**Required task**
Say how many lines contain "GCEMS"; the answer is the number alone.

=== Information supplied ===

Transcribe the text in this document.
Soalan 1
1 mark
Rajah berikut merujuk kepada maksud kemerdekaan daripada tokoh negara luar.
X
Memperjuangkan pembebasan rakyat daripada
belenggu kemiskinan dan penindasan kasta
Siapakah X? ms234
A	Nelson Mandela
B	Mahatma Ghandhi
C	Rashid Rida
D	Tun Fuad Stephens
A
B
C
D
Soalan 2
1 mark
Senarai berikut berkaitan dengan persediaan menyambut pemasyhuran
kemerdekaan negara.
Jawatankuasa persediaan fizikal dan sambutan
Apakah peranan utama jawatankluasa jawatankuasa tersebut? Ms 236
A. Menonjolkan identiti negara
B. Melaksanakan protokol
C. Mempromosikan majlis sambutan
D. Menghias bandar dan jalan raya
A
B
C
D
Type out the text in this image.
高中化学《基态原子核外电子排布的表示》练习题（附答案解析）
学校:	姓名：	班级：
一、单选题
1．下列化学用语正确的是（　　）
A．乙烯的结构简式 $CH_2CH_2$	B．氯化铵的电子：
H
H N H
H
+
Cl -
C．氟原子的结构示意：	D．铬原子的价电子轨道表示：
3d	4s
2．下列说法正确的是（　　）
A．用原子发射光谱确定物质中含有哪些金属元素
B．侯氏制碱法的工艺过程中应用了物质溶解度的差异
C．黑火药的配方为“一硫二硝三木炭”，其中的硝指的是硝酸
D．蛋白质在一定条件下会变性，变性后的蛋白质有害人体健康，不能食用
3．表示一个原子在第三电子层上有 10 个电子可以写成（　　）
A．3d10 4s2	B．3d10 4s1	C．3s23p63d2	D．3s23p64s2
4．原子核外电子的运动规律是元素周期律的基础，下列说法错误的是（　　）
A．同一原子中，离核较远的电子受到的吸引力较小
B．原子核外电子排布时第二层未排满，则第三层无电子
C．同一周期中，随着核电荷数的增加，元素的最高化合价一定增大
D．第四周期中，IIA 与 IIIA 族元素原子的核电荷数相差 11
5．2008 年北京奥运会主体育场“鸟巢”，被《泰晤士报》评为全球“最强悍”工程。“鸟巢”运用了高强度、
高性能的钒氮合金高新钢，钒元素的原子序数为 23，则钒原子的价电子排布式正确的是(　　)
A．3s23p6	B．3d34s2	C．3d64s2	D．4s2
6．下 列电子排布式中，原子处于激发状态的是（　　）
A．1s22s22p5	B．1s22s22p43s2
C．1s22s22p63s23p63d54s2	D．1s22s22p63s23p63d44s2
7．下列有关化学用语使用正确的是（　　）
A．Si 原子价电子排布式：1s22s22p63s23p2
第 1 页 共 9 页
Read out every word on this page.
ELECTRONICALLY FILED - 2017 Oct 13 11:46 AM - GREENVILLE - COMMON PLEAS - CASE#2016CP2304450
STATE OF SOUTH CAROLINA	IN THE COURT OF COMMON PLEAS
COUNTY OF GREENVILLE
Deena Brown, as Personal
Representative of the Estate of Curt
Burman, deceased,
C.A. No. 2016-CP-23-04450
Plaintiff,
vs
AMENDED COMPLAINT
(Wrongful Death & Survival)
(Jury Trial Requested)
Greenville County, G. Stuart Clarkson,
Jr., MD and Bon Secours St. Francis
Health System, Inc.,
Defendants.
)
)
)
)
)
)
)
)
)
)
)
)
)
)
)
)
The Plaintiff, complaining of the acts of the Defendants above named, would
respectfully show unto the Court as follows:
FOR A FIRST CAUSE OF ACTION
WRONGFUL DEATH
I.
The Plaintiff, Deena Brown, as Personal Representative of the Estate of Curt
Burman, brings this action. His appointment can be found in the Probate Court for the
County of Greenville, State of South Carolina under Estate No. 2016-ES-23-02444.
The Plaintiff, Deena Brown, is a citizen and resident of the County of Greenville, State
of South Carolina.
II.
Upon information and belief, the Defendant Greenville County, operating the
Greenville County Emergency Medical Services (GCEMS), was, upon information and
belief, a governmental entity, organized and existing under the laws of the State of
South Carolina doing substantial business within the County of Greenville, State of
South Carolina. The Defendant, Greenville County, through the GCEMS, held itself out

===

**Task answer**
2